Record list start

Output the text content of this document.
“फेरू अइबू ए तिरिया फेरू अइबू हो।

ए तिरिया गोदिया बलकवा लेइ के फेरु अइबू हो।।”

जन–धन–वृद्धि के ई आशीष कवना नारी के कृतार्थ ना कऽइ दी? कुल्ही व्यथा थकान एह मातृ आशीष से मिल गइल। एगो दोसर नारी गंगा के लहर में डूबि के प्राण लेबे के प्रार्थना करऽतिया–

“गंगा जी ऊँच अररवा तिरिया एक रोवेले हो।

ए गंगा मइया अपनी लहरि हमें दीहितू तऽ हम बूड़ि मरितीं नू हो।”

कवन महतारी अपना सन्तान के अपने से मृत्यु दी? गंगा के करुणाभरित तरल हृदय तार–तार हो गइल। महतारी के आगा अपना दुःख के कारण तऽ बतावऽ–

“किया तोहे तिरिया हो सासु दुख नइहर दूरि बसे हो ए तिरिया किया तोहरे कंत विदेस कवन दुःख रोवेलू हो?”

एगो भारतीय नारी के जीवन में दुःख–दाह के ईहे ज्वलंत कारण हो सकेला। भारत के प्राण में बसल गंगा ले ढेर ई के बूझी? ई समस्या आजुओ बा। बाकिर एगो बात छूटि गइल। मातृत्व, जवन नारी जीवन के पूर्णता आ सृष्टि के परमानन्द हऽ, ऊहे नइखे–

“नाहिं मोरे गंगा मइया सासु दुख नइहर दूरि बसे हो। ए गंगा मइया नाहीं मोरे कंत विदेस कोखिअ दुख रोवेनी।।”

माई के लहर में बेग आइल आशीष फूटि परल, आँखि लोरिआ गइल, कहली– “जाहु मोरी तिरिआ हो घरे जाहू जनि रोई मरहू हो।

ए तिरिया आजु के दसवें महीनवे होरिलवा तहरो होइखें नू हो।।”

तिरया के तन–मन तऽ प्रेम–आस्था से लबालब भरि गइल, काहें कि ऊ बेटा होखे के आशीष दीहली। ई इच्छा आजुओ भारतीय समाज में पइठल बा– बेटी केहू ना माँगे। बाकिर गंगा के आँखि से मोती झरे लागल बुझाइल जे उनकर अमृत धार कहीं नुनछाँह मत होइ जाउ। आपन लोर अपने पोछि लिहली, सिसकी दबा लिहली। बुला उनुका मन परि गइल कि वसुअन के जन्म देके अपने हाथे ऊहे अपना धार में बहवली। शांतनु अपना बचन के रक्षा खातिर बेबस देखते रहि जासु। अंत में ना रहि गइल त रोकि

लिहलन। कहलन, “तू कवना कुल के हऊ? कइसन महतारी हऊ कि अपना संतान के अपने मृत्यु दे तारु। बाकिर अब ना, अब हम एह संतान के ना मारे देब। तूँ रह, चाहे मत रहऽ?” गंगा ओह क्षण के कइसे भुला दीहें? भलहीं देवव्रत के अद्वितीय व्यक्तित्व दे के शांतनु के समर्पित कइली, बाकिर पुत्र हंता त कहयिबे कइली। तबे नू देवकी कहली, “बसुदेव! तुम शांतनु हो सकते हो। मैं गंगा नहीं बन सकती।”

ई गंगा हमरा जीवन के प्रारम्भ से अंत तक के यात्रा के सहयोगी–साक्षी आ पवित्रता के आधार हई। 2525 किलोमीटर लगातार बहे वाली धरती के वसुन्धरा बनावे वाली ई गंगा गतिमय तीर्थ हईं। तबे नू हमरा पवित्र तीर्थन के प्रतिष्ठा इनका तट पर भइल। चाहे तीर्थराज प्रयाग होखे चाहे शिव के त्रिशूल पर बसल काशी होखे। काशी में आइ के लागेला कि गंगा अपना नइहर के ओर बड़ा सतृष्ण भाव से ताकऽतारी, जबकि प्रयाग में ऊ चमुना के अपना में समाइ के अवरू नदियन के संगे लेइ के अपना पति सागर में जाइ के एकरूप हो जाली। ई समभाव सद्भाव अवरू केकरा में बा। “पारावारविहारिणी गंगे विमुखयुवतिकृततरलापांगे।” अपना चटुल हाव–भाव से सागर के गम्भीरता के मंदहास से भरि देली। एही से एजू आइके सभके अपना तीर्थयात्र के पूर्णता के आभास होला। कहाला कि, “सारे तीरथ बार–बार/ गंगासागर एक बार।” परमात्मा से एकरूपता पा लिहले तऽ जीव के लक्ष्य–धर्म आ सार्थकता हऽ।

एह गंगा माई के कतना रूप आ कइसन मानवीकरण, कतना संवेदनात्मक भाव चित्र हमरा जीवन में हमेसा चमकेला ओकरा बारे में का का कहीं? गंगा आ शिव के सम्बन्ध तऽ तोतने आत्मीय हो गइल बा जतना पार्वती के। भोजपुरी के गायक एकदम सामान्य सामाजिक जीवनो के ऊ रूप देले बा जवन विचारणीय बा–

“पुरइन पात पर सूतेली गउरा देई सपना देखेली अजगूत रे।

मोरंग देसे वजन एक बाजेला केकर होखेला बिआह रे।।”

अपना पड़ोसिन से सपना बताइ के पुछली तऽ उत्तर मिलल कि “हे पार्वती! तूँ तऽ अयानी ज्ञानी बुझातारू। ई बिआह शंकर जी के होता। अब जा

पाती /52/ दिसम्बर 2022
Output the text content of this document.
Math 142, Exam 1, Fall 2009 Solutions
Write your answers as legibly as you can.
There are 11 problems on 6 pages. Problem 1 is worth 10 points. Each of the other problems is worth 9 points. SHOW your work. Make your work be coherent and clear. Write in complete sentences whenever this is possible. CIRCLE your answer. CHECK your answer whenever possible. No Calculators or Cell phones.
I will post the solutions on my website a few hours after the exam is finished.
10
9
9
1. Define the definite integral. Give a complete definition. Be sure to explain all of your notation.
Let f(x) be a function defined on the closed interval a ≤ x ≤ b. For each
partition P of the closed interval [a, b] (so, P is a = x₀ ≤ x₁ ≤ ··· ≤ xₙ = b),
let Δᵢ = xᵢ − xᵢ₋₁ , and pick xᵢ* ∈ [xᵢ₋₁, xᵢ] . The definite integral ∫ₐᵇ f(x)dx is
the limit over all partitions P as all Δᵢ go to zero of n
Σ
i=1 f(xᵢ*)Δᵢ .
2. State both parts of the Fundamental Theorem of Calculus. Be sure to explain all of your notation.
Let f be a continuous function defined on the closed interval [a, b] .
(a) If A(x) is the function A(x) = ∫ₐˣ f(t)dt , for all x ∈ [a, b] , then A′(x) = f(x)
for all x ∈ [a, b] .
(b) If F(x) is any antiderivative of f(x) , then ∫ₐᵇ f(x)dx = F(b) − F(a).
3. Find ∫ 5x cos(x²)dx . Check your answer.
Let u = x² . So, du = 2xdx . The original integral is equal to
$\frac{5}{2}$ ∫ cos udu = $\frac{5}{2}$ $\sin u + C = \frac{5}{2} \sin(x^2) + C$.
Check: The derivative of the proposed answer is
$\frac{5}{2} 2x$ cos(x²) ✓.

Record list end

• _Task details_: Output the listing above exactly as it appears.

• _Task answer_:
Output the text content of this document.
“फेरू अइबू ए तिरिया फेरू अइबू हो।

ए तिरिया गोदिया बलकवा लेइ के फेरु अइबू हो।।”

जन–धन–वृद्धि के ई आशीष कवना नारी के कृतार्थ ना कऽइ दी? कुल्ही व्यथा थकान एह मातृ आशीष से मिल गइल। एगो दोसर नारी गंगा के लहर में डूबि के प्राण लेबे के प्रार्थना करऽतिया–

“गंगा जी ऊँच अररवा तिरिया एक रोवेले हो।

ए गंगा मइया अपनी लहरि हमें दीहितू तऽ हम बूड़ि मरितीं नू हो।”

कवन महतारी अपना सन्तान के अपने से मृत्यु दी? गंगा के करुणाभरित तरल हृदय तार–तार हो गइल। महतारी के आगा अपना दुःख के कारण तऽ बतावऽ–

“किया तोहे तिरिया हो सासु दुख नइहर दूरि बसे हो ए तिरिया किया तोहरे कंत विदेस कवन दुःख रोवेलू हो?”

एगो भारतीय नारी के जीवन में दुःख–दाह के ईहे ज्वलंत कारण हो सकेला। भारत के प्राण में बसल गंगा ले ढेर ई के बूझी? ई समस्या आजुओ बा। बाकिर एगो बात छूटि गइल। मातृत्व, जवन नारी जीवन के पूर्णता आ सृष्टि के परमानन्द हऽ, ऊहे नइखे–

“नाहिं मोरे गंगा मइया सासु दुख नइहर दूरि बसे हो। ए गंगा मइया नाहीं मोरे कंत विदेस कोखिअ दुख रोवेनी।।”

माई के लहर में बेग आइल आशीष फूटि परल, आँखि लोरिआ गइल, कहली– “जाहु मोरी तिरिआ हो घरे जाहू जनि रोई मरहू हो।

ए तिरिया आजु के दसवें महीनवे होरिलवा तहरो होइखें नू हो।।”

तिरया के तन–मन तऽ प्रेम–आस्था से लबालब भरि गइल, काहें कि ऊ बेटा होखे के आशीष दीहली। ई इच्छा आजुओ भारतीय समाज में पइठल बा– बेटी केहू ना माँगे। बाकिर गंगा के आँखि से मोती झरे लागल बुझाइल जे उनकर अमृत धार कहीं नुनछाँह मत होइ जाउ। आपन लोर अपने पोछि लिहली, सिसकी दबा लिहली। बुला उनुका मन परि गइल कि वसुअन के जन्म देके अपने हाथे ऊहे अपना धार में बहवली। शांतनु अपना बचन के रक्षा खातिर बेबस देखते रहि जासु। अंत में ना रहि गइल त रोकि

लिहलन। कहलन, “तू कवना कुल के हऊ? कइसन महतारी हऊ कि अपना संतान के अपने मृत्यु दे तारु। बाकिर अब ना, अब हम एह संतान के ना मारे देब। तूँ रह, चाहे मत रहऽ?” गंगा ओह क्षण के कइसे भुला दीहें? भलहीं देवव्रत के अद्वितीय व्यक्तित्व दे के शांतनु के समर्पित कइली, बाकिर पुत्र हंता त कहयिबे कइली। तबे नू देवकी कहली, “बसुदेव! तुम शांतनु हो सकते हो। मैं गंगा नहीं बन सकती।”

ई गंगा हमरा जीवन के प्रारम्भ से अंत तक के यात्रा के सहयोगी–साक्षी आ पवित्रता के आधार हई। 2525 किलोमीटर लगातार बहे वाली धरती के वसुन्धरा बनावे वाली ई गंगा गतिमय तीर्थ हईं। तबे नू हमरा पवित्र तीर्थन के प्रतिष्ठा इनका तट पर भइल। चाहे तीर्थराज प्रयाग होखे चाहे शिव के त्रिशूल पर बसल काशी होखे। काशी में आइ के लागेला कि गंगा अपना नइहर के ओर बड़ा सतृष्ण भाव से ताकऽतारी, जबकि प्रयाग में ऊ चमुना के अपना में समाइ के अवरू नदियन के संगे लेइ के अपना पति सागर में जाइ के एकरूप हो जाली। ई समभाव सद्भाव अवरू केकरा में बा। “पारावारविहारिणी गंगे विमुखयुवतिकृततरलापांगे।” अपना चटुल हाव–भाव से सागर के गम्भीरता के मंदहास से भरि देली। एही से एजू आइके सभके अपना तीर्थयात्र के पूर्णता के आभास होला। कहाला कि, “सारे तीरथ बार–बार/ गंगासागर एक बार।” परमात्मा से एकरूपता पा लिहले तऽ जीव के लक्ष्य–धर्म आ सार्थकता हऽ।

एह गंगा माई के कतना रूप आ कइसन मानवीकरण, कतना संवेदनात्मक भाव चित्र हमरा जीवन में हमेसा चमकेला ओकरा बारे में का का कहीं? गंगा आ शिव के सम्बन्ध तऽ तोतने आत्मीय हो गइल बा जतना पार्वती के। भोजपुरी के गायक एकदम सामान्य सामाजिक जीवनो के ऊ रूप देले बा जवन विचारणीय बा–

“पुरइन पात पर सूतेली गउरा देई सपना देखेली अजगूत रे।

मोरंग देसे वजन एक बाजेला केकर होखेला बिआह रे।।”

अपना पड़ोसिन से सपना बताइ के पुछली तऽ उत्तर मिलल कि “हे पार्वती! तूँ तऽ अयानी ज्ञानी बुझातारू। ई बिआह शंकर जी के होता। अब जा

पाती /52/ दिसम्बर 2022
Output the text content of this document.
Math 142, Exam 1, Fall 2009 Solutions
Write your answers as legibly as you can.
There are 11 problems on 6 pages. Problem 1 is worth 10 points. Each of the other problems is worth 9 points. SHOW your work. Make your work be coherent and clear. Write in complete sentences whenever this is possible. CIRCLE your answer. CHECK your answer whenever possible. No Calculators or Cell phones.
I will post the solutions on my website a few hours after the exam is finished.
10
9
9
1. Define the definite integral. Give a complete definition. Be sure to explain all of your notation.
Let f(x) be a function defined on the closed interval a ≤ x ≤ b. For each
partition P of the closed interval [a, b] (so, P is a = x₀ ≤ x₁ ≤ ··· ≤ xₙ = b),
let Δᵢ = xᵢ − xᵢ₋₁ , and pick xᵢ* ∈ [xᵢ₋₁, xᵢ] . The definite integral ∫ₐᵇ f(x)dx is
the limit over all partitions P as all Δᵢ go to zero of n
Σ
i=1 f(xᵢ*)Δᵢ .
2. State both parts of the Fundamental Theorem of Calculus. Be sure to explain all of your notation.
Let f be a continuous function defined on the closed interval [a, b] .
(a) If A(x) is the function A(x) = ∫ₐˣ f(t)dt , for all x ∈ [a, b] , then A′(x) = f(x)
for all x ∈ [a, b] .
(b) If F(x) is any antiderivative of f(x) , then ∫ₐᵇ f(x)dx = F(b) − F(a).
3. Find ∫ 5x cos(x²)dx . Check your answer.
Let u = x² . So, du = 2xdx . The original integral is equal to
$\frac{5}{2}$ ∫ cos udu = $\frac{5}{2}$ $\sin u + C = \frac{5}{2} \sin(x^2) + C$.
Check: The derivative of the proposed answer is
$\frac{5}{2} 2x$ cos(x²) ✓.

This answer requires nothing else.